__Problem requirements__. Every line that holds the string "websim" is to be identified and copied.

__Input__.
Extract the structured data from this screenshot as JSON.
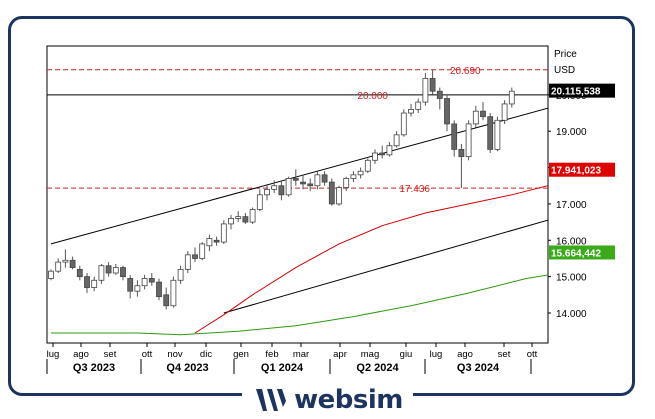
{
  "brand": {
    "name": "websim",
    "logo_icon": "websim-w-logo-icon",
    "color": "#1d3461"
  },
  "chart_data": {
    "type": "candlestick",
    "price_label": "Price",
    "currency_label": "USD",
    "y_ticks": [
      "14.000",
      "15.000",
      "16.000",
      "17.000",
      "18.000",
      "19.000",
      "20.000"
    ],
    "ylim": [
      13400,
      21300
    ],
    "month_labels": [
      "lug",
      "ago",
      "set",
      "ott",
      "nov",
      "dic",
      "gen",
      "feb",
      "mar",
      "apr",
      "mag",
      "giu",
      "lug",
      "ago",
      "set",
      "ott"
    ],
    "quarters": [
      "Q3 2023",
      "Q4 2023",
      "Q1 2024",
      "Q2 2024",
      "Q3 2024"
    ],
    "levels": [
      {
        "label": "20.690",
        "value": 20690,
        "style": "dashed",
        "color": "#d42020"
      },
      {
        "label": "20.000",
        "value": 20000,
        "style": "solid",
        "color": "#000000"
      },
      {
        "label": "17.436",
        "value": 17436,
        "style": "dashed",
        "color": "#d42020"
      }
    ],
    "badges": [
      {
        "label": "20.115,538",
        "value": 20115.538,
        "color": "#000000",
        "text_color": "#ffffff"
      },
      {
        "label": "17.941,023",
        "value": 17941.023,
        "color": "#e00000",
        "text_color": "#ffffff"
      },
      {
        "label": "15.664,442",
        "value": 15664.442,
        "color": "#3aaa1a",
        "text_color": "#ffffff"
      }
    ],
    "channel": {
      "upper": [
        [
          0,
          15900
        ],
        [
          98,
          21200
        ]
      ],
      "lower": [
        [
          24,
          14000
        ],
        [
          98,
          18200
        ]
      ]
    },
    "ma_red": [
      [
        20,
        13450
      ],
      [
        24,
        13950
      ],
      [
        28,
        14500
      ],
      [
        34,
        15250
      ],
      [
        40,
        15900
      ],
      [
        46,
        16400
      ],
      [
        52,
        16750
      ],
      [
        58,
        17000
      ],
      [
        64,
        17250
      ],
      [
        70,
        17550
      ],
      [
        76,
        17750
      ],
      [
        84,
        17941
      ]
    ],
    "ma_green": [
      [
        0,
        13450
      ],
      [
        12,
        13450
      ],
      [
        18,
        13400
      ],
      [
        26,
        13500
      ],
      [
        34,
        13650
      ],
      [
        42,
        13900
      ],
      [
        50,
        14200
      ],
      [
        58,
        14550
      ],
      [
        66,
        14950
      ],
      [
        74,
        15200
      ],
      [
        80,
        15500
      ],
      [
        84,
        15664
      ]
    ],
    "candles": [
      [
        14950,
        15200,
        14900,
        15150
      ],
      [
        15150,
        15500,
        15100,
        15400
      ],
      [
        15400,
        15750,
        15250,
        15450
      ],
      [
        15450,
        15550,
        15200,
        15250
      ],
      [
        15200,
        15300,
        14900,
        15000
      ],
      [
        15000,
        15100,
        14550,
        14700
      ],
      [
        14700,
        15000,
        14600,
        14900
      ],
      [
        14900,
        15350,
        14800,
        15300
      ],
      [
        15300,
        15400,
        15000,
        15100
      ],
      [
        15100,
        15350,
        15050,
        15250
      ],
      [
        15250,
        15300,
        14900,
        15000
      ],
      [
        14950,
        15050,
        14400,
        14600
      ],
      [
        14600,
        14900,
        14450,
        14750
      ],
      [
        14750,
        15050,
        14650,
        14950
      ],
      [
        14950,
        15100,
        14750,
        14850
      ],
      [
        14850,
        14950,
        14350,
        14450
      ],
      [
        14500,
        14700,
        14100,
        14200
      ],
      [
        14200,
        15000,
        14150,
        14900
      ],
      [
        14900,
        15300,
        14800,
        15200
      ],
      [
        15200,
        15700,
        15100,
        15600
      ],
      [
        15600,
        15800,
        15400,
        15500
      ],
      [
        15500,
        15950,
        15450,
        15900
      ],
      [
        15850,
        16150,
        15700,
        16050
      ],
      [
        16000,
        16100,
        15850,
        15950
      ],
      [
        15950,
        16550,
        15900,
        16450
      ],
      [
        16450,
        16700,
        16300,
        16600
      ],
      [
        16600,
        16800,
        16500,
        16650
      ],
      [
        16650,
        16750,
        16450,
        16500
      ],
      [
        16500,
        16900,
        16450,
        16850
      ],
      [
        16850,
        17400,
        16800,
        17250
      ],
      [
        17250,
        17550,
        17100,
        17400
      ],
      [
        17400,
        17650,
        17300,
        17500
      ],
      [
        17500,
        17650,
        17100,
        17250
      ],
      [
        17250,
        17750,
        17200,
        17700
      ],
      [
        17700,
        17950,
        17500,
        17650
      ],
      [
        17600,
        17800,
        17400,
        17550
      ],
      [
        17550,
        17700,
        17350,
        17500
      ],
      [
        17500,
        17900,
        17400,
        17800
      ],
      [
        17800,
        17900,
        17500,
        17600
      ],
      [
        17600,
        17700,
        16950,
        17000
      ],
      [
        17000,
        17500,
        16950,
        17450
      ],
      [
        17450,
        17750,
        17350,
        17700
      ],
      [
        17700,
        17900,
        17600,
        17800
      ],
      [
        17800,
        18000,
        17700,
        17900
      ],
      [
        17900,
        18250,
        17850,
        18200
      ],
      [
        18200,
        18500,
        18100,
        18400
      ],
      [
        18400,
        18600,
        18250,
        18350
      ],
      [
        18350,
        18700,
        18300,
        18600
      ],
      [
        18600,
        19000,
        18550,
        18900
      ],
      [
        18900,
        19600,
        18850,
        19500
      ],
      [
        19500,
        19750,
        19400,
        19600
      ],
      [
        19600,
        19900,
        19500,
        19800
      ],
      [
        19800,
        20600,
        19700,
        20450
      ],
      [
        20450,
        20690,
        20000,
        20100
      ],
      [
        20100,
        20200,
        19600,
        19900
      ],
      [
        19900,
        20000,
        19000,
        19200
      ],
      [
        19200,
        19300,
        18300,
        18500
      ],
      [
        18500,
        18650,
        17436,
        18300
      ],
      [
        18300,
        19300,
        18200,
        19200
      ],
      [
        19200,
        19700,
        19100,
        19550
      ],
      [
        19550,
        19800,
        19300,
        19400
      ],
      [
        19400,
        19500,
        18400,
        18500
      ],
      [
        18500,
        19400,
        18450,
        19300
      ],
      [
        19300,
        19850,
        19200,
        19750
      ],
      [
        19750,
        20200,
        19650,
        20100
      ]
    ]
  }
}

__Problem solution__.
    "name": "websim",
    "logo_icon": "websim-w-logo-icon",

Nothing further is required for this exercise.